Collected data
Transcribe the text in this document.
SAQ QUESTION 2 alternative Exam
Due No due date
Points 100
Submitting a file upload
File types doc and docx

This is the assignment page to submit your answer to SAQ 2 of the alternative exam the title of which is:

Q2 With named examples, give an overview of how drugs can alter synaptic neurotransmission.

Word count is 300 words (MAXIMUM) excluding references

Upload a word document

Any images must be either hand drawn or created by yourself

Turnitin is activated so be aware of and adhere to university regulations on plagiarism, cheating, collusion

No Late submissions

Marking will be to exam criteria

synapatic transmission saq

# [EXERCISE]
Without changing a word, restate the whole listing.

# [ANSWER IN FULL]
Transcribe the text in this document.
SAQ QUESTION 2 alternative Exam
Due No due date
Points 100
Submitting a file upload
File types doc and docx

This is the assignment page to submit your answer to SAQ 2 of the alternative exam the title of which is:

Q2 With named examples, give an overview of how drugs can alter synaptic neurotransmission.

Word count is 300 words (MAXIMUM) excluding references

Upload a word document

Any images must be either hand drawn or created by yourself

Turnitin is activated so be aware of and adhere to university regulations on plagiarism, cheating, collusion

No Late submissions

Marking will be to exam criteria

synapatic transmission saq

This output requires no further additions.